### Set task
Take every line that has the string "taking" and copy it out.
Begin
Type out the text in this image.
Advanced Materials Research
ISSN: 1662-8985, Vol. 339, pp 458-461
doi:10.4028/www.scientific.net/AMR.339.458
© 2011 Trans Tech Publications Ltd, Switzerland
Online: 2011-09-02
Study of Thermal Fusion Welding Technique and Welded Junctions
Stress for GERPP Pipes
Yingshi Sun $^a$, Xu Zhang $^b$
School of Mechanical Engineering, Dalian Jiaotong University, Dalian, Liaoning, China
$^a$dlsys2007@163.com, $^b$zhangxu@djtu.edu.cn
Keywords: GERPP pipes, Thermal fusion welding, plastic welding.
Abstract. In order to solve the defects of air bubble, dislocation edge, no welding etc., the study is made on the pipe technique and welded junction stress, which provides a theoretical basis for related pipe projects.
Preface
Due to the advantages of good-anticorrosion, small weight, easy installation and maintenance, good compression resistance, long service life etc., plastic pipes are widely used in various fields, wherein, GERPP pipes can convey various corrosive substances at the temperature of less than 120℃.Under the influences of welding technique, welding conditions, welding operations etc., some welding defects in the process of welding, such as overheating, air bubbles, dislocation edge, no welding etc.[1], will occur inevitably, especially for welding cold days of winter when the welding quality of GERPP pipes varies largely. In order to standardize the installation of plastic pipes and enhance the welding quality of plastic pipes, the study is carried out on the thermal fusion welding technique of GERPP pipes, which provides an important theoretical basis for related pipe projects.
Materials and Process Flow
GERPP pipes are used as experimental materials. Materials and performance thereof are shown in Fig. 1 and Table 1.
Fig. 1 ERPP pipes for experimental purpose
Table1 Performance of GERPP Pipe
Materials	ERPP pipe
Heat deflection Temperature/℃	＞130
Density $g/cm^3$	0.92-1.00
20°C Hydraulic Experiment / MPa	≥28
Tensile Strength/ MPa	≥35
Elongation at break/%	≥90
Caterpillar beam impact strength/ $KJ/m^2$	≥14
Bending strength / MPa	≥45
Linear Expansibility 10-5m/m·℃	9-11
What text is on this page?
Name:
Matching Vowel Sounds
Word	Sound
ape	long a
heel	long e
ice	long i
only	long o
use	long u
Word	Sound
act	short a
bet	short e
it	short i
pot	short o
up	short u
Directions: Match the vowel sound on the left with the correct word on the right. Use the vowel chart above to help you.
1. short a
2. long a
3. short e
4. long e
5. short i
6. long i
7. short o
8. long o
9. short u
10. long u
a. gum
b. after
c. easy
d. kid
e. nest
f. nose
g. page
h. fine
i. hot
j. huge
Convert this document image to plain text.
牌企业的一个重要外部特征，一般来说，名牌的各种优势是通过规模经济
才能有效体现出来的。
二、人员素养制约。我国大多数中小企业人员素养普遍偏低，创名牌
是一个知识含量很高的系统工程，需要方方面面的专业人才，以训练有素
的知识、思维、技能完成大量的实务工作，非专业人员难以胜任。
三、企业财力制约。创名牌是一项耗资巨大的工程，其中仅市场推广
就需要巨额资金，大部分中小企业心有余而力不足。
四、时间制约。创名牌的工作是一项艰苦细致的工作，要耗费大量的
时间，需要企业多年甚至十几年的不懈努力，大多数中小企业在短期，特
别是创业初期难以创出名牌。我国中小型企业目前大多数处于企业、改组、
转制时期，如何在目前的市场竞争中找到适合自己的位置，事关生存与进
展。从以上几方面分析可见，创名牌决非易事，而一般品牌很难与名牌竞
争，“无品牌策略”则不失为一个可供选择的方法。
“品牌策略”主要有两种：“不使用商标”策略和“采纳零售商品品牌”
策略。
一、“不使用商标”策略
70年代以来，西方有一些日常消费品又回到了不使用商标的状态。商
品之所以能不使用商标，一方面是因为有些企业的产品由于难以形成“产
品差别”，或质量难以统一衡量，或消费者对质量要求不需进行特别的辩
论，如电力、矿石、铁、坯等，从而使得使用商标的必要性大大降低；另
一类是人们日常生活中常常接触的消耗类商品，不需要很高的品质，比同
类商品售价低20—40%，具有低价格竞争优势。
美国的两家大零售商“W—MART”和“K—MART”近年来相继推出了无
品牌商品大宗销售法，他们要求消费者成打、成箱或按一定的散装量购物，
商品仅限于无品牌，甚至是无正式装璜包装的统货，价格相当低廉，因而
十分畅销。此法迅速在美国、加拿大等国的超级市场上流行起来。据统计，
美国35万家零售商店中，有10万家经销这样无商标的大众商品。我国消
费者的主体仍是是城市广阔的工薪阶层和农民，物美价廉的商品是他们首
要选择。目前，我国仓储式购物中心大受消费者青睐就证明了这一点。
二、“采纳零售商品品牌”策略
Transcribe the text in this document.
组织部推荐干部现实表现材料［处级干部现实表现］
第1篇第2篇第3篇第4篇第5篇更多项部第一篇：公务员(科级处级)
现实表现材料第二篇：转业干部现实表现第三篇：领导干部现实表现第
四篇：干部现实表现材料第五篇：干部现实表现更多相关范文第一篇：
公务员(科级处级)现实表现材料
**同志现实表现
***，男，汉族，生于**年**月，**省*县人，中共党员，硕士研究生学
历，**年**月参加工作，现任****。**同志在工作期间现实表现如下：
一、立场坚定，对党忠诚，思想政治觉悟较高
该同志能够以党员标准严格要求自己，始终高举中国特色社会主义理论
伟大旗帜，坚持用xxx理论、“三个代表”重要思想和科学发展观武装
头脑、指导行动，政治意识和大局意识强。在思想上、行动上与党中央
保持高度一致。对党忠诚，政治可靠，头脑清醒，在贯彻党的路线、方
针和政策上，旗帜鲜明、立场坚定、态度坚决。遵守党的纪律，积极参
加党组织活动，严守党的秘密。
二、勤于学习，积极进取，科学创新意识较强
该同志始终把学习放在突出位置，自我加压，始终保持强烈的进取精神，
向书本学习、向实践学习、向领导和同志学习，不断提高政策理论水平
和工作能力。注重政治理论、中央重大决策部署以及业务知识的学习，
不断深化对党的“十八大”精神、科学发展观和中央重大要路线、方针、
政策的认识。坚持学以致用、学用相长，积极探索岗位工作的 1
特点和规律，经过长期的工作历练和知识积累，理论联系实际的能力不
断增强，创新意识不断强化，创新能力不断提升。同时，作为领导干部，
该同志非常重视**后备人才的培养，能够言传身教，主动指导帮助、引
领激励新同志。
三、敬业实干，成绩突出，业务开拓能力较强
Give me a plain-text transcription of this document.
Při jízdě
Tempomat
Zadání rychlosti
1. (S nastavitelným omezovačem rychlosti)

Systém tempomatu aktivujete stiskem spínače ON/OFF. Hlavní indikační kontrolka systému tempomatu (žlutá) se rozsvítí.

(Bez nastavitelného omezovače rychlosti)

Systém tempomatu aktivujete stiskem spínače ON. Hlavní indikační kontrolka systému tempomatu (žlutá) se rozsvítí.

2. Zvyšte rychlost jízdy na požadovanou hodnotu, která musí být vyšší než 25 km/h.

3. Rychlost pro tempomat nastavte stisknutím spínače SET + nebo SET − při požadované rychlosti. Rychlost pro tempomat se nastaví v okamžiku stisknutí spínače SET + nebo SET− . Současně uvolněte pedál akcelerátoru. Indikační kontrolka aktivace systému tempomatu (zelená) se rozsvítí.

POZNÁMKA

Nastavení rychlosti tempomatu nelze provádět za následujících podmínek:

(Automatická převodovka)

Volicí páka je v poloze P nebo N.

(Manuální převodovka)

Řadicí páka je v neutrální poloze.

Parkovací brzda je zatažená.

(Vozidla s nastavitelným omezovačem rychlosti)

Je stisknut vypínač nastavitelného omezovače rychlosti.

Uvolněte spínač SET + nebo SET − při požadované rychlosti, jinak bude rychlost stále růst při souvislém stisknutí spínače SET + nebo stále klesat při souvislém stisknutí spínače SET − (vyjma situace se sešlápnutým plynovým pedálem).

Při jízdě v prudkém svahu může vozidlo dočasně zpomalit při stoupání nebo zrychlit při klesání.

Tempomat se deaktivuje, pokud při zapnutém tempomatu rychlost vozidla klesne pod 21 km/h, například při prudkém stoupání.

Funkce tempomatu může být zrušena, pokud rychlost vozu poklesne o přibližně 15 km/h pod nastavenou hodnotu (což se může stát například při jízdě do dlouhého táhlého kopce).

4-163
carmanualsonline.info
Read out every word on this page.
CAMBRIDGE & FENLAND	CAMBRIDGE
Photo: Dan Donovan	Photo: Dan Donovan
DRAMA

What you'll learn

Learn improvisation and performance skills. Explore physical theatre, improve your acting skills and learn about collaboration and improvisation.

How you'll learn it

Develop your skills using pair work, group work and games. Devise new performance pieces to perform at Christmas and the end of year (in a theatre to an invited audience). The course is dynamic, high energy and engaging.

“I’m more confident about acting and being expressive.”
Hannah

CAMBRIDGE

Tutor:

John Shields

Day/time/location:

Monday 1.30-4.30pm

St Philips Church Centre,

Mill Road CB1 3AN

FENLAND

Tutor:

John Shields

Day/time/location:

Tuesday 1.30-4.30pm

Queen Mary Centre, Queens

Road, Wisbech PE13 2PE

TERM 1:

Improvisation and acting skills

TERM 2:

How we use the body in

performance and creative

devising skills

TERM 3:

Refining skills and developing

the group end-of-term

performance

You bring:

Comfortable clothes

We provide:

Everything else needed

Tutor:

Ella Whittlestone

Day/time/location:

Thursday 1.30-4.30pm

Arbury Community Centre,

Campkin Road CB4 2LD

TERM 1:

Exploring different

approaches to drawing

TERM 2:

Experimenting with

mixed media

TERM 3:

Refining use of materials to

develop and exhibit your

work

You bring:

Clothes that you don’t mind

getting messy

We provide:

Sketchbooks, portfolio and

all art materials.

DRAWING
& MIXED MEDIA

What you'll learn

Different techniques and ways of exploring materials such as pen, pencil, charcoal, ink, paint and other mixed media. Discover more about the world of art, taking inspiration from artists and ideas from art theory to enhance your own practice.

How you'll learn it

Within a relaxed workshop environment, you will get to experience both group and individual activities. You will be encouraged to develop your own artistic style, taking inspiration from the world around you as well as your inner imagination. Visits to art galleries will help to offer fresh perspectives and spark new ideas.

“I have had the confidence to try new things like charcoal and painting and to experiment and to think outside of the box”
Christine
End
### Reply to the exercise
Different techniques and ways of exploring materials such as pen, pencil, charcoal, ink, paint and other mixed media. Discover more about the world of art, taking inspiration from artists and ideas from art theory to enhance your own practice.
Within a relaxed workshop environment, you will get to experience both group and individual activities. You will be encouraged to develop your own artistic style, taking inspiration from the world around you as well as your inner imagination. Visits to art galleries will help to offer fresh perspectives and spark new ideas.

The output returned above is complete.